Requirement.
Where does the string "page" appear in the records? Copy every line that contains it.

Data to examine below:

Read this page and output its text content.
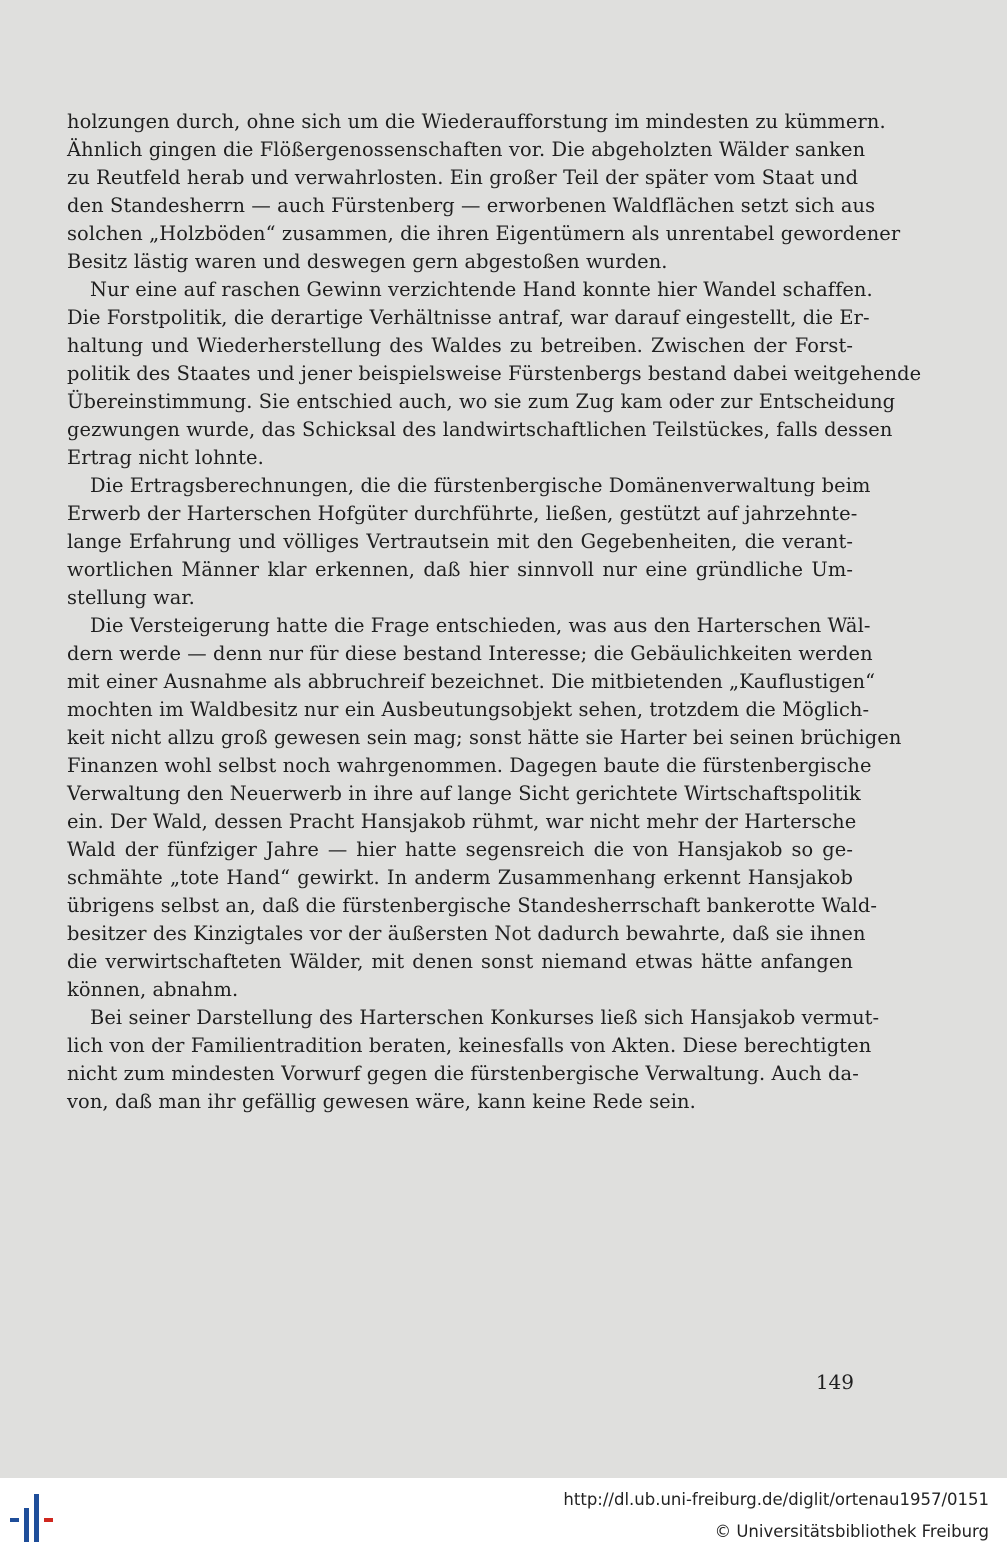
holzungen durch, ohne sich um die Wiederaufforstung im mindesten zu kümmern.
Ähnlich gingen die Flößergenossenschaften vor. Die abgeholzten Wälder sanken
zu Reutfeld herab und verwahrlosten. Ein großer Teil der später vom Staat und
den Standesherrn — auch Fürstenberg — erworbenen Waldflächen setzt sich aus
solchen „Holzböden“ zusammen, die ihren Eigentümern als unrentabel gewordener
Besitz lästig waren und deswegen gern abgestoßen wurden.
Nur eine auf raschen Gewinn verzichtende Hand konnte hier Wandel schaffen.
Die Forstpolitik, die derartige Verhältnisse antraf, war darauf eingestellt, die Er-
haltung und Wiederherstellung des Waldes zu betreiben. Zwischen der Forst-
politik des Staates und jener beispielsweise Fürstenbergs bestand dabei weitgehende
Übereinstimmung. Sie entschied auch, wo sie zum Zug kam oder zur Entscheidung
gezwungen wurde, das Schicksal des landwirtschaftlichen Teilstückes, falls dessen
Ertrag nicht lohnte.
Die Ertragsberechnungen, die die fürstenbergische Domänenverwaltung beim
Erwerb der Harterschen Hofgüter durchführte, ließen, gestützt auf jahrzehnte-
lange Erfahrung und völliges Vertrautsein mit den Gegebenheiten, die verant-
wortlichen Männer klar erkennen, daß hier sinnvoll nur eine gründliche Um-
stellung war.
Die Versteigerung hatte die Frage entschieden, was aus den Harterschen Wäl-
dern werde — denn nur für diese bestand Interesse; die Gebäulichkeiten werden
mit einer Ausnahme als abbruchreif bezeichnet. Die mitbietenden „Kauflustigen“
mochten im Waldbesitz nur ein Ausbeutungsobjekt sehen, trotzdem die Möglich-
keit nicht allzu groß gewesen sein mag; sonst hätte sie Harter bei seinen brüchigen
Finanzen wohl selbst noch wahrgenommen. Dagegen baute die fürstenbergische
Verwaltung den Neuerwerb in ihre auf lange Sicht gerichtete Wirtschaftspolitik
ein. Der Wald, dessen Pracht Hansjakob rühmt, war nicht mehr der Hartersche
Wald der fünfziger Jahre — hier hatte segensreich die von Hansjakob so ge-
schmähte „tote Hand“ gewirkt. In anderm Zusammenhang erkennt Hansjakob
übrigens selbst an, daß die fürstenbergische Standesherrschaft bankerotte Wald-
besitzer des Kinzigtales vor der äußersten Not dadurch bewahrte, daß sie ihnen
die verwirtschafteten Wälder, mit denen sonst niemand etwas hätte anfangen
können, abnahm.
Bei seiner Darstellung des Harterschen Konkurses ließ sich Hansjakob vermut-
lich von der Familientradition beraten, keinesfalls von Akten. Diese berechtigten
nicht zum mindesten Vorwurf gegen die fürstenbergische Verwaltung. Auch da-
von, daß man ihr gefällig gewesen wäre, kann keine Rede sein.
149
http://dl.ub.uni-freiburg.de/diglit/ortenau1957/0151
© Universitätsbibliothek Freiburg
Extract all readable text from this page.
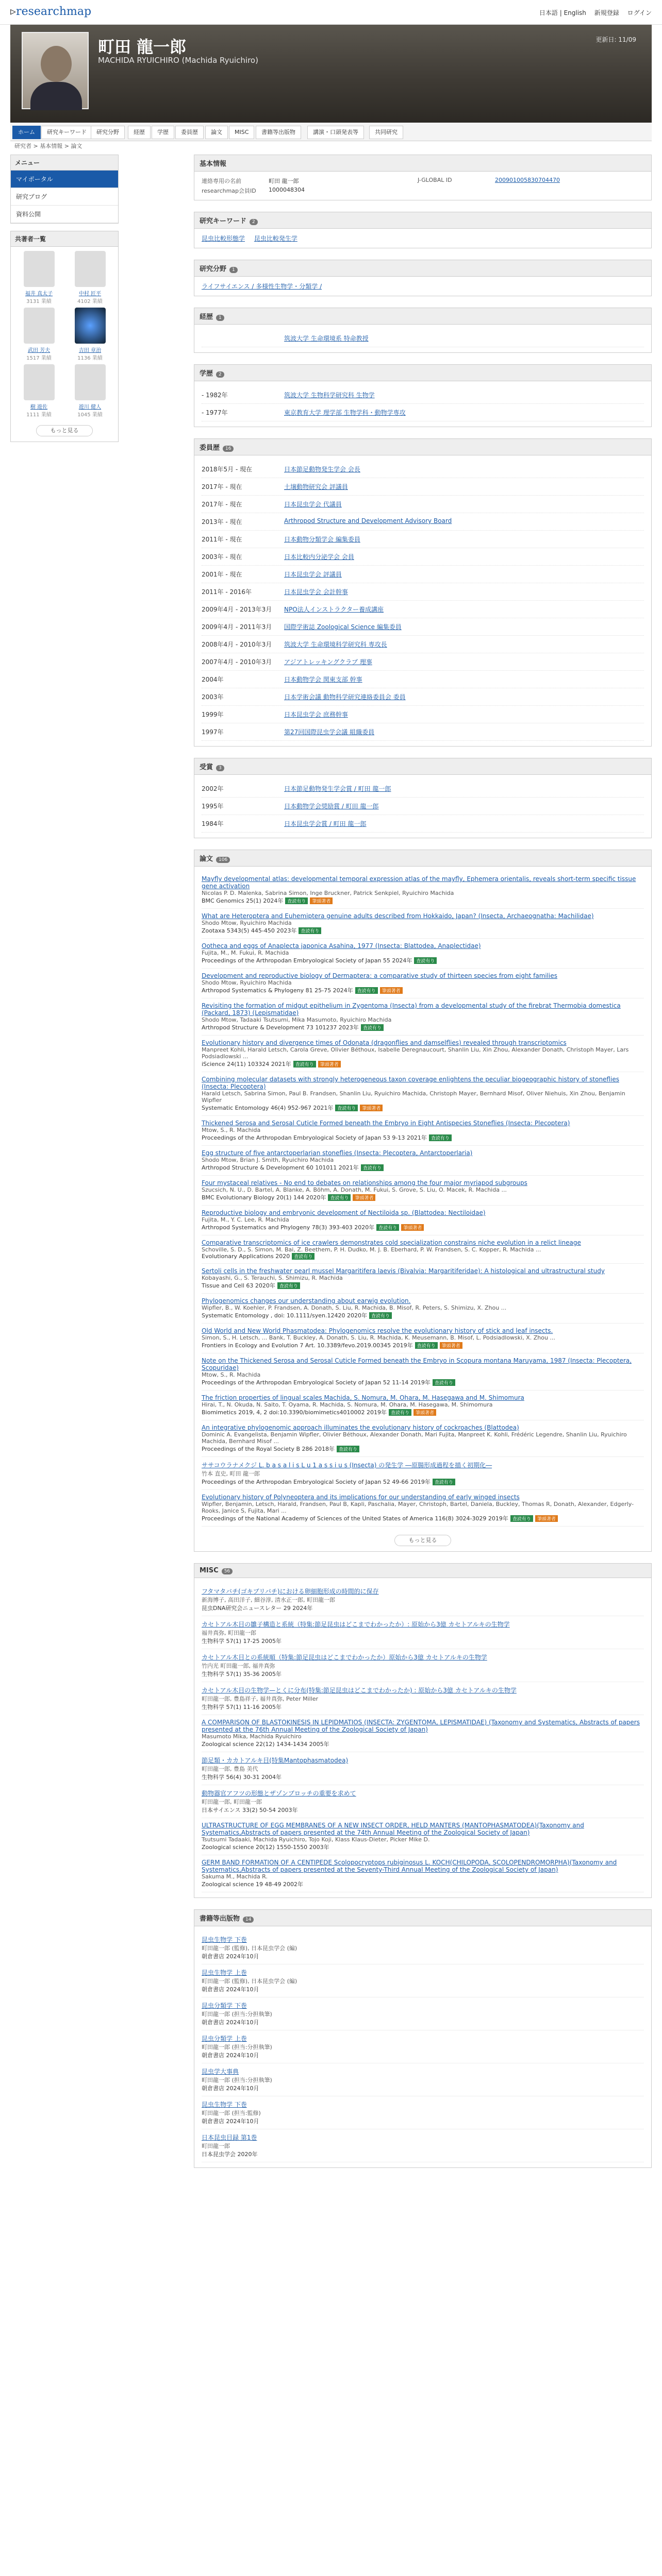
▹researchmap	日本語 | English 新規登録 ログイン
町田 龍一郎
MACHIDA RYUICHIRO (Machida Ryuichiro)
更新日: 11/09
ホーム	研究キーワード	研究分野	経歴	学歴	委員歴	論文	MISC	書籍等出版物	講演・口頭発表等	共同研究
研究者 > 基本情報 > 論文
メニュー
マイポータル
研究ブログ
資料公開
共著者一覧
福井 真太子
3131 業績
中村 匠平
4102 業績
武田 芳夫
1517 業績
吉田 章治
1136 業績
樹 遊佐
1111 業績
遊川 健人
1045 業績
もっと見る
基本情報
連絡専用の名前	町田 龍一郎	J-GLOBAL ID	200901005830704470
researchmap会員ID	1000048304
研究キーワード 2
昆虫比較形態学 昆虫比較発生学
研究分野 1
ライフサイエンス / 多様性生物学・分類学 /
経歴 1
筑波大学 生命環境系 特命教授
学歴 2
- 1982年	筑波大学 生物科学研究科 生物学
- 1977年	東京教育大学 理学部 生物学科・動物学専攻
委員歴 16
2018年5月 - 現在	日本節足動物発生学会 会長
2017年 - 現在	土壌動物研究会 評議員
2017年 - 現在	日本昆虫学会 代議員
2013年 - 現在	Arthropod Structure and Development Advisory Board
2011年 - 現在	日本動物分類学会 編集委員
2003年 - 現在	日本比較内分泌学会 会員
2001年 - 現在	日本昆虫学会 評議員
2011年 - 2016年	日本昆虫学会 会計幹事
2009年4月 - 2013年3月	NPO法人インストラクター養成講座
2009年4月 - 2011年3月	国際学術誌 Zoological Science 編集委員
2008年4月 - 2010年3月	筑波大学 生命環境科学研究科 専攻長
2007年4月 - 2010年3月	アジアトレッキングクラブ 理事
2004年	日本動物学会 関東支部 幹事
2003年	日本学術会議 動物科学研究連絡委員会 委員
1999年	日本昆虫学会 庶務幹事
1997年	第27回国際昆虫学会議 組織委員
受賞 3
2002年	日本節足動物発生学会賞 / 町田 龍一郎
1995年	日本動物学会奨励賞 / 町田 龍一郎
1984年	日本昆虫学会賞 / 町田 龍一郎
論文 106
Mayfly developmental atlas: developmental temporal expression atlas of the mayfly, Ephemera orientalis, reveals short-term specific tissue gene activation
Nicolas P. D. Malenka, Sabrina Simon, Inge Bruckner, Patrick Senkpiel, Ryuichiro Machida
BMC Genomics 25(1) 2024年 査読有り 筆頭著者
What are Heteroptera and Euhemiptera genuine adults described from Hokkaido, Japan? (Insecta, Archaeognatha: Machilidae)
Shodo Mtow, Ryuichiro Machida
Zootaxa 5343(5) 445-450 2023年 査読有り
Ootheca and eggs of Anaplecta japonica Asahina, 1977 (Insecta: Blattodea, Anaplectidae)
Fujita, M., M. Fukui, R. Machida
Proceedings of the Arthropodan Embryological Society of Japan 55 2024年 査読有り
Development and reproductive biology of Dermaptera: a comparative study of thirteen species from eight families
Shodo Mtow, Ryuichiro Machida
Arthropod Systematics & Phylogeny 81 25-75 2024年 査読有り 筆頭著者
Revisiting the formation of midgut epithelium in Zygentoma (Insecta) from a developmental study of the firebrat Thermobia domestica (Packard, 1873) (Lepismatidae)
Shodo Mtow, Tadaaki Tsutsumi, Mika Masumoto, Ryuichiro Machida
Arthropod Structure & Development 73 101237 2023年 査読有り
Evolutionary history and divergence times of Odonata (dragonflies and damselflies) revealed through transcriptomics
Manpreet Kohli, Harald Letsch, Carola Greve, Olivier Béthoux, Isabelle Deregnaucourt, Shanlin Liu, Xin Zhou, Alexander Donath, Christoph Mayer, Lars Podsiadlowski ...
iScience 24(11) 103324 2021年 査読有り 筆頭著者
Combining molecular datasets with strongly heterogeneous taxon coverage enlightens the peculiar biogeographic history of stoneflies (Insecta: Plecoptera)
Harald Letsch, Sabrina Simon, Paul B. Frandsen, Shanlin Liu, Ryuichiro Machida, Christoph Mayer, Bernhard Misof, Oliver Niehuis, Xin Zhou, Benjamin Wipfler
Systematic Entomology 46(4) 952-967 2021年 査読有り 筆頭著者
Thickened Serosa and Serosal Cuticle Formed beneath the Embryo in Eight Antispecies Stoneflies (Insecta: Plecoptera)
Mtow, S., R. Machida
Proceedings of the Arthropodan Embryological Society of Japan 53 9-13 2021年 査読有り
Egg structure of five antarctoperlarian stoneflies (Insecta: Plecoptera, Antarctoperlaria)
Shodo Mtow, Brian J. Smith, Ryuichiro Machida
Arthropod Structure & Development 60 101011 2021年 査読有り
Four mystaceal relatives - No end to debates on relationships among the four major myriapod subgroups
Szucsich, N. U., D. Bartel, A. Blanke, A. Böhm, A. Donath, M. Fukui, S. Grove, S. Liu, O. Macek, R. Machida ...
BMC Evolutionary Biology 20(1) 144 2020年 査読有り 筆頭著者
Reproductive biology and embryonic development of Nectiloida sp. (Blattodea: Nectiloidae)
Fujita, M., Y. C. Lee, R. Machida
Arthropod Systematics and Phylogeny 78(3) 393-403 2020年 査読有り 筆頭著者
Comparative transcriptomics of ice crawlers demonstrates cold specialization constrains niche evolution in a relict lineage
Schoville, S. D., S. Simon, M. Bai, Z. Beethem, P. H. Dudko, M. J. B. Eberhard, P. W. Frandsen, S. C. Kopper, R. Machida ...
Evolutionary Applications 2020 査読有り
Sertoli cells in the freshwater pearl mussel Margaritifera laevis (Bivalvia: Margaritiferidae): A histological and ultrastructural study
Kobayashi, G., S. Terauchi, S. Shimizu, R. Machida
Tissue and Cell 63 2020年 査読有り
Phylogenomics changes our understanding about earwig evolution.
Wipfler, B., W. Koehler, P. Frandsen, A. Donath, S. Liu, R. Machida, B. Misof, R. Peters, S. Shimizu, X. Zhou ...
Systematic Entomology , doi: 10.1111/syen.12420 2020年 査読有り
Old World and New World Phasmatodea: Phylogenomics resolve the evolutionary history of stick and leaf insects.
Simon, S., H. Letsch, ... Bank, T. Buckley, A. Donath, S. Liu, R. Machida, K. Meusemann, B. Misof, L. Podsiadlowski, X. Zhou ...
Frontiers in Ecology and Evolution 7 Art. 10.3389/fevo.2019.00345 2019年 査読有り 筆頭著者
Note on the Thickened Serosa and Serosal Cuticle Formed beneath the Embryo in Scopura montana Maruyama, 1987 (Insecta: Plecoptera, Scopuridae)
Mtow, S., R. Machida
Proceedings of the Arthropodan Embryological Society of Japan 52 11-14 2019年 査読有り
The friction properties of lingual scales Machida, S. Nomura, M. Ohara, M. Hasegawa and M. Shimomura
Hirai, T., N. Okuda, N. Saito, T. Oyama, R. Machida, S. Nomura, M. Ohara, M. Hasegawa, M. Shimomura
Biomimetics 2019, 4, 2 doi:10.3390/biomimetics4010002 2019年 査読有り 筆頭著者
An integrative phylogenomic approach illuminates the evolutionary history of cockroaches (Blattodea)
Dominic A. Evangelista, Benjamin Wipfler, Olivier Béthoux, Alexander Donath, Mari Fujita, Manpreet K. Kohli, Frédéric Legendre, Shanlin Liu, Ryuichiro Machida, Bernhard Misof ...
Proceedings of the Royal Society B 286 2018年 査読有り
ササコウラナメクジ L. b a s a l i s L u 1 a s s i u s (Insecta) の発生学 ―原腸形成過程を描く初期化―
竹本 直史, 町田 龍一郎
Proceedings of the Arthropodan Embryological Society of Japan 52 49-66 2019年 査読有り
Evolutionary history of Polyneoptera and its implications for our understanding of early winged insects
Wipfler, Benjamin, Letsch, Harald, Frandsen, Paul B, Kapli, Paschalia, Mayer, Christoph, Bartel, Daniela, Buckley, Thomas R, Donath, Alexander, Edgerly-Rooks, Janice S, Fujita, Mari ...
Proceedings of the National Academy of Sciences of the United States of America 116(8) 3024-3029 2019年 査読有り 筆頭著者
もっと見る
MISC 56
フタマタバチ(ゴキブリバチ)における卵細胞形成の時間的に保存
新海博子, 高田洋子, 細谷淳, 清水正一郎, 町田龍一郎
昆虫DNA研究会ニュースレター 29 2024年
カセトアル木目の雛子構造と系統（特集:節足昆虫はどこまでわかったか）: 原始から3億 カセトアルキの生物学
福井真弥, 町田龍一郎
生物科学 57(1) 17-25 2005年
カセトアル木目との系統順（特集:節足昆虫はどこまでわかったか）原始から3億 カセトアルキの生物学
竹内光 町田龍一郎, 福井真弥
生物科学 57(1) 35-36 2005年
カセトアル木目の生物学—とくに分布(特集:節足昆虫はどこまでわかったか) : 原始から3億 カセトアルキの生物学
町田龍一郎, 豊島祥子, 福井真弥, Peter Miller
生物科学 57(1) 11-16 2005年
A COMPARISON OF BLASTOKINESIS IN LEPIDMATIOS (INSECTA: ZYGENTOMA, LEPISMATIDAE) (Taxonomy and Systematics, Abstracts of papers presented at the 76th Annual Meeting of the Zoological Society of Japan)
Masumoto Mika, Machida Ryuichiro
Zoological science 22(12) 1434-1434 2005年
節足類・カカトアルキ目(特集Mantophasmatodea)
町田龍一郎, 豊島 美代
生物科学 56(4) 30-31 2004年
動物器官アフツの形態とザゾンブロッチの重要を求めて
町田龍一郎, 町田龍一郎
日本サイエンス 33(2) 50-54 2003年
ULTRASTRUCTURE OF EGG MEMBRANES OF A NEW INSECT ORDER, HELD MANTERS (MANTOPHASMATODEA)(Taxonomy and Systematics,Abstracts of papers presented at the 74th Annual Meeting of the Zoological Society of Japan)
Tsutsumi Tadaaki, Machida Ryuichiro, Tojo Koji, Klass Klaus-Dieter, Picker Mike D.
Zoological science 20(12) 1550-1550 2003年
GERM BAND FORMATION OF A CENTIPEDE Scolopocryptops rubiginosus L. KOCH(CHILOPODA, SCOLOPENDROMORPHA)(Taxonomy and Systematics,Abstracts of papers presented at the Seventy-Third Annual Meeting of the Zoological Society of Japan)
Sakuma M., Machida R.
Zoological science 19 48-49 2002年
書籍等出版物 14
昆虫生物学 下巻
町田龍一郎 (監修), 日本昆虫学会 (編)
朝倉書店 2024年10月
昆虫生物学 上巻
町田龍一郎 (監修), 日本昆虫学会 (編)
朝倉書店 2024年10月
昆虫分類学 下巻
町田龍一郎 (担当:分担執筆)
朝倉書店 2024年10月
昆虫分類学 上巻
町田龍一郎 (担当:分担執筆)
朝倉書店 2024年10月
昆虫学大事典
町田龍一郎 (担当:分担執筆)
朝倉書店 2024年10月
昆虫生物学 下巻
町田龍一郎 (担当:監修)
朝倉書店 2024年10月
日本昆虫目録 第1巻
町田龍一郎
日本昆虫学会 2020年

End of Data to examine.

Response for this exercise.
Read this page and output its text content.
Extract all readable text from this page.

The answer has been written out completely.